__EXERCISE__
Copy out the complete listing, word for word.

Some records:
## START

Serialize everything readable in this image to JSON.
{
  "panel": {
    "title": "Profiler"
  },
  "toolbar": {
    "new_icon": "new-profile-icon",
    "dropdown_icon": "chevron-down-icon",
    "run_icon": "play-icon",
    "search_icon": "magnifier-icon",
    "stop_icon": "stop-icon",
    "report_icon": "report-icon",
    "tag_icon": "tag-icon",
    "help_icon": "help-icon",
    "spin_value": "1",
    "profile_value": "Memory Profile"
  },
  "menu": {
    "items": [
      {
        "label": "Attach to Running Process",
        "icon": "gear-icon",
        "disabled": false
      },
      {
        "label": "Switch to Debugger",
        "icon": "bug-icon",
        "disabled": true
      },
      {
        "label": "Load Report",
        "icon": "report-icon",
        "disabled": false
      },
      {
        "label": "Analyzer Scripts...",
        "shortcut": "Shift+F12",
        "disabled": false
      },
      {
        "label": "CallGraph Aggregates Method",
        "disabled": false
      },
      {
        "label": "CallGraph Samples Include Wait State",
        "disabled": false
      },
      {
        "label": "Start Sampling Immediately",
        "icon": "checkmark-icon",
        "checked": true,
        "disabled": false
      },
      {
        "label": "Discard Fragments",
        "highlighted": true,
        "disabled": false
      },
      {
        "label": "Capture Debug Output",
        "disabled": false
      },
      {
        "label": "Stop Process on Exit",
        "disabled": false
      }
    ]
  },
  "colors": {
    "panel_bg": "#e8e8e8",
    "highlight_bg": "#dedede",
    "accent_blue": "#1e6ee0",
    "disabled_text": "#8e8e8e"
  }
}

## END

__SOLUTION TO THE EXERCISE__
Serialize everything readable in this image to JSON.
{
  "panel": {
    "title": "Profiler"
  },
  "toolbar": {
    "new_icon": "new-profile-icon",
    "dropdown_icon": "chevron-down-icon",
    "run_icon": "play-icon",
    "search_icon": "magnifier-icon",
    "stop_icon": "stop-icon",
    "report_icon": "report-icon",
    "tag_icon": "tag-icon",
    "help_icon": "help-icon",
    "spin_value": "1",
    "profile_value": "Memory Profile"
  },
  "menu": {
    "items": [
      {
        "label": "Attach to Running Process",
        "icon": "gear-icon",
        "disabled": false
      },
      {
        "label": "Switch to Debugger",
        "icon": "bug-icon",
        "disabled": true
      },
      {
        "label": "Load Report",
        "icon": "report-icon",
        "disabled": false
      },
      {
        "label": "Analyzer Scripts...",
        "shortcut": "Shift+F12",
        "disabled": false
      },
      {
        "label": "CallGraph Aggregates Method",
        "disabled": false
      },
      {
        "label": "CallGraph Samples Include Wait State",
        "disabled": false
      },
      {
        "label": "Start Sampling Immediately",
        "icon": "checkmark-icon",
        "checked": true,
        "disabled": false
      },
      {
        "label": "Discard Fragments",
        "highlighted": true,
        "disabled": false
      },
      {
        "label": "Capture Debug Output",
        "disabled": false
      },
      {
        "label": "Stop Process on Exit",
        "disabled": false
      }
    ]
  },
  "colors": {
    "panel_bg": "#e8e8e8",
    "highlight_bg": "#dedede",
    "accent_blue": "#1e6ee0",
    "disabled_text": "#8e8e8e"
  }
}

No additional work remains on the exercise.